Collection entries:
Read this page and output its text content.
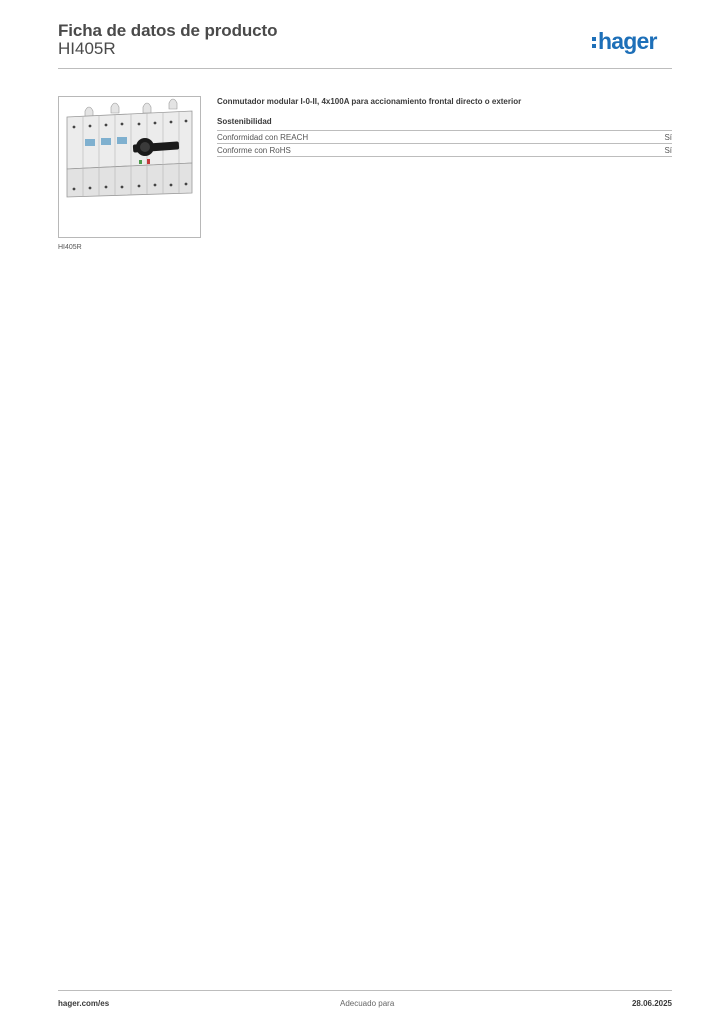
Ficha de datos de producto
HI405R	hager
HI405R
Conmutador modular I-0-II, 4x100A para accionamiento frontal directo o exterior
Sostenibilidad
Conformidad con REACH	Sí
Conforme con RoHS	Sí
hager.com/es	Adecuado para	28.06.2025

▶ _Short problem_: Write out again every line above exactly as given; the pictures do not belong in the copy.

▶ _Worked solution_:
Read this page and output its text content.
Ficha de datos de producto
HI405R	hager
HI405R
Conmutador modular I-0-II, 4x100A para accionamiento frontal directo o exterior
Sostenibilidad
Conformidad con REACH	Sí
Conforme con RoHS	Sí
hager.com/es	Adecuado para	28.06.2025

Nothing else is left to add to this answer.